* [Written exercise]:
Would you transcribe the listing that follows, character for character, and omit its images?

* [Items]:

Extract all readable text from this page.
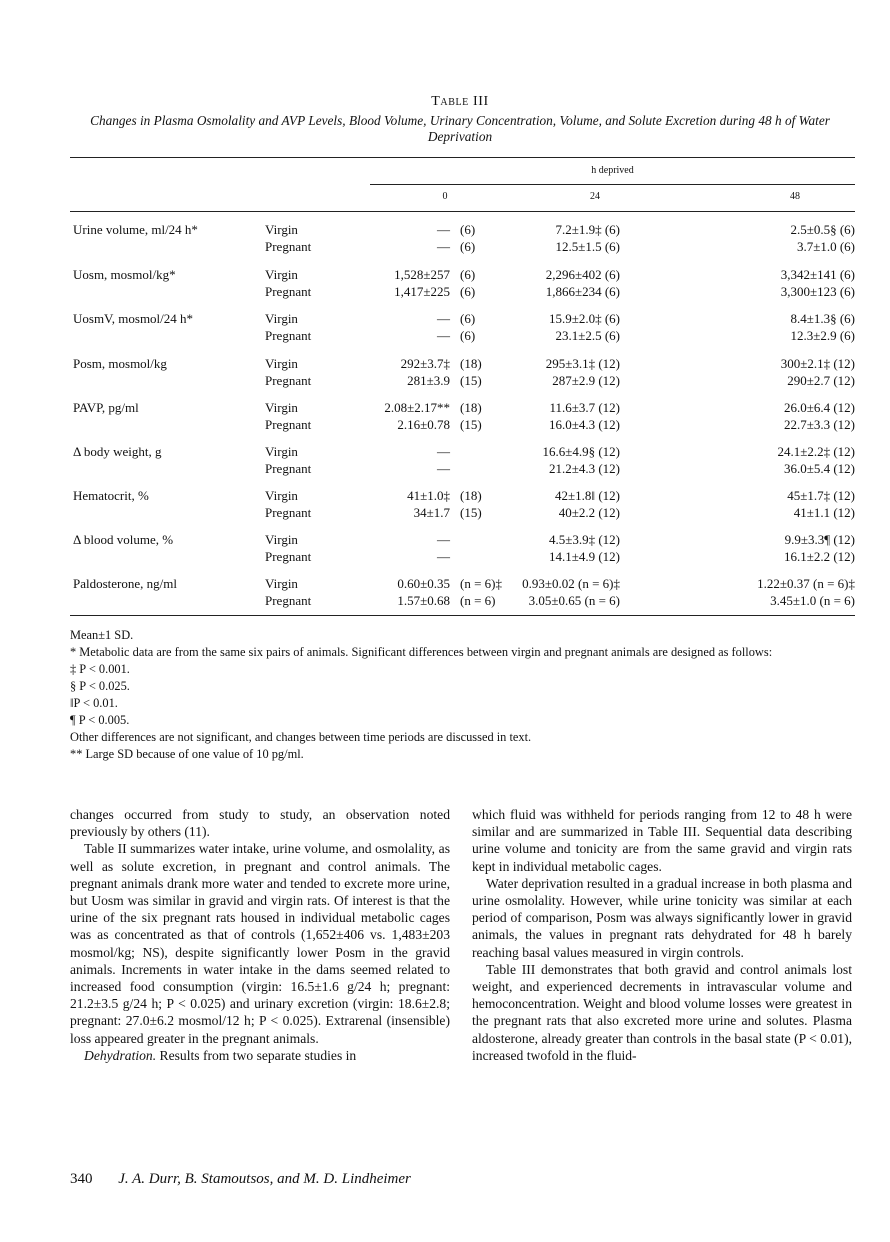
Table III
Changes in Plasma Osmolality and AVP Levels, Blood Volume, Urinary Concentration, Volume, and Solute Excretion during 48 h of Water Deprivation
h deprived
0	24	48
Urine volume, ml/24 h*	Virgin	— (6)	7.2±1.9‡ (6)	2.5±0.5§ (6)
Pregnant	— (6)	12.5±1.5 (6)	3.7±1.0 (6)
Uosm, mosmol/kg*	Virgin	1,528±257 (6)	2,296±402 (6)	3,342±141 (6)
Pregnant	1,417±225 (6)	1,866±234 (6)	3,300±123 (6)
UosmV, mosmol/24 h*	Virgin	— (6)	15.9±2.0‡ (6)	8.4±1.3§ (6)
Pregnant	— (6)	23.1±2.5 (6)	12.3±2.9 (6)
Posm, mosmol/kg	Virgin	292±3.7‡ (18)	295±3.1‡ (12)	300±2.1‡ (12)
Pregnant	281±3.9 (15)	287±2.9 (12)	290±2.7 (12)
PAVP, pg/ml	Virgin	2.08±2.17** (18)	11.6±3.7 (12)	26.0±6.4 (12)
Pregnant	2.16±0.78 (15)	16.0±4.3 (12)	22.7±3.3 (12)
Δ body weight, g	Virgin	—	16.6±4.9§ (12)	24.1±2.2‡ (12)
Pregnant	—	21.2±4.3 (12)	36.0±5.4 (12)
Hematocrit, %	Virgin	41±1.0‡ (18)	42±1.8ǁ (12)	45±1.7‡ (12)
Pregnant	34±1.7 (15)	40±2.2 (12)	41±1.1 (12)
Δ blood volume, %	Virgin	—	4.5±3.9‡ (12)	9.9±3.3¶ (12)
Pregnant	—	14.1±4.9 (12)	16.1±2.2 (12)
Paldosterone, ng/ml	Virgin	0.60±0.35 (n = 6)‡	0.93±0.02 (n = 6)‡	1.22±0.37 (n = 6)‡
Pregnant	1.57±0.68 (n = 6)	3.05±0.65 (n = 6)	3.45±1.0 (n = 6)
Mean±1 SD.
* Metabolic data are from the same six pairs of animals. Significant differences between virgin and pregnant animals are designed as follows:
‡ P < 0.001.
§ P < 0.025.
ǁP < 0.01.
¶ P < 0.005.
Other differences are not significant, and changes between time periods are discussed in text.
** Large SD because of one value of 10 pg/ml.

changes occurred from study to study, an observation noted previously by others (11).

Table II summarizes water intake, urine volume, and osmolality, as well as solute excretion, in pregnant and control animals. The pregnant animals drank more water and tended to excrete more urine, but Uosm was similar in gravid and virgin rats. Of interest is that the urine of the six pregnant rats housed in individual metabolic cages was as concentrated as that of controls (1,652±406 vs. 1,483±203 mosmol/kg; NS), despite significantly lower Posm in the gravid animals. Increments in water intake in the dams seemed related to increased food consumption (virgin: 16.5±1.6 g/24 h; pregnant: 21.2±3.5 g/24 h; P < 0.025) and urinary excretion (virgin: 18.6±2.8; pregnant: 27.0±6.2 mosmol/12 h; P < 0.025). Extrarenal (insensible) loss appeared greater in the pregnant animals.

Dehydration. Results from two separate studies in

which fluid was withheld for periods ranging from 12 to 48 h were similar and are summarized in Table III. Sequential data describing urine volume and tonicity are from the same gravid and virgin rats kept in individual metabolic cages.

Water deprivation resulted in a gradual increase in both plasma and urine osmolality. However, while urine tonicity was similar at each period of comparison, Posm was always significantly lower in gravid animals, the values in pregnant rats dehydrated for 48 h barely reaching basal values measured in virgin controls.

Table III demonstrates that both gravid and control animals lost weight, and experienced decrements in intravascular volume and hemoconcentration. Weight and blood volume losses were greatest in the pregnant rats that also excreted more urine and solutes. Plasma aldosterone, already greater than controls in the basal state (P < 0.01), increased twofold in the fluid-

340 J. A. Durr, B. Stamoutsos, and M. D. Lindheimer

* [Reply]:
Extract all readable text from this page.
Table III
Changes in Plasma Osmolality and AVP Levels, Blood Volume, Urinary Concentration, Volume, and Solute Excretion during 48 h of Water Deprivation
h deprived
0	24	48
Urine volume, ml/24 h*	Virgin	— (6)	7.2±1.9‡ (6)	2.5±0.5§ (6)
Pregnant	— (6)	12.5±1.5 (6)	3.7±1.0 (6)
Uosm, mosmol/kg*	Virgin	1,528±257 (6)	2,296±402 (6)	3,342±141 (6)
Pregnant	1,417±225 (6)	1,866±234 (6)	3,300±123 (6)
UosmV, mosmol/24 h*	Virgin	— (6)	15.9±2.0‡ (6)	8.4±1.3§ (6)
Pregnant	— (6)	23.1±2.5 (6)	12.3±2.9 (6)
Posm, mosmol/kg	Virgin	292±3.7‡ (18)	295±3.1‡ (12)	300±2.1‡ (12)
Pregnant	281±3.9 (15)	287±2.9 (12)	290±2.7 (12)
PAVP, pg/ml	Virgin	2.08±2.17** (18)	11.6±3.7 (12)	26.0±6.4 (12)
Pregnant	2.16±0.78 (15)	16.0±4.3 (12)	22.7±3.3 (12)
Δ body weight, g	Virgin	—	16.6±4.9§ (12)	24.1±2.2‡ (12)
Pregnant	—	21.2±4.3 (12)	36.0±5.4 (12)
Hematocrit, %	Virgin	41±1.0‡ (18)	42±1.8ǁ (12)	45±1.7‡ (12)
Pregnant	34±1.7 (15)	40±2.2 (12)	41±1.1 (12)
Δ blood volume, %	Virgin	—	4.5±3.9‡ (12)	9.9±3.3¶ (12)
Pregnant	—	14.1±4.9 (12)	16.1±2.2 (12)
Paldosterone, ng/ml	Virgin	0.60±0.35 (n = 6)‡	0.93±0.02 (n = 6)‡	1.22±0.37 (n = 6)‡
Pregnant	1.57±0.68 (n = 6)	3.05±0.65 (n = 6)	3.45±1.0 (n = 6)
Mean±1 SD.
* Metabolic data are from the same six pairs of animals. Significant differences between virgin and pregnant animals are designed as follows:
‡ P < 0.001.
§ P < 0.025.
ǁP < 0.01.
¶ P < 0.005.
Other differences are not significant, and changes between time periods are discussed in text.
** Large SD because of one value of 10 pg/ml.

changes occurred from study to study, an observation noted previously by others (11).

Table II summarizes water intake, urine volume, and osmolality, as well as solute excretion, in pregnant and control animals. The pregnant animals drank more water and tended to excrete more urine, but Uosm was similar in gravid and virgin rats. Of interest is that the urine of the six pregnant rats housed in individual metabolic cages was as concentrated as that of controls (1,652±406 vs. 1,483±203 mosmol/kg; NS), despite significantly lower Posm in the gravid animals. Increments in water intake in the dams seemed related to increased food consumption (virgin: 16.5±1.6 g/24 h; pregnant: 21.2±3.5 g/24 h; P < 0.025) and urinary excretion (virgin: 18.6±2.8; pregnant: 27.0±6.2 mosmol/12 h; P < 0.025). Extrarenal (insensible) loss appeared greater in the pregnant animals.

Dehydration. Results from two separate studies in

which fluid was withheld for periods ranging from 12 to 48 h were similar and are summarized in Table III. Sequential data describing urine volume and tonicity are from the same gravid and virgin rats kept in individual metabolic cages.

Water deprivation resulted in a gradual increase in both plasma and urine osmolality. However, while urine tonicity was similar at each period of comparison, Posm was always significantly lower in gravid animals, the values in pregnant rats dehydrated for 48 h barely reaching basal values measured in virgin controls.

Table III demonstrates that both gravid and control animals lost weight, and experienced decrements in intravascular volume and hemoconcentration. Weight and blood volume losses were greatest in the pregnant rats that also excreted more urine and solutes. Plasma aldosterone, already greater than controls in the basal state (P < 0.01), increased twofold in the fluid-

340 J. A. Durr, B. Stamoutsos, and M. D. Lindheimer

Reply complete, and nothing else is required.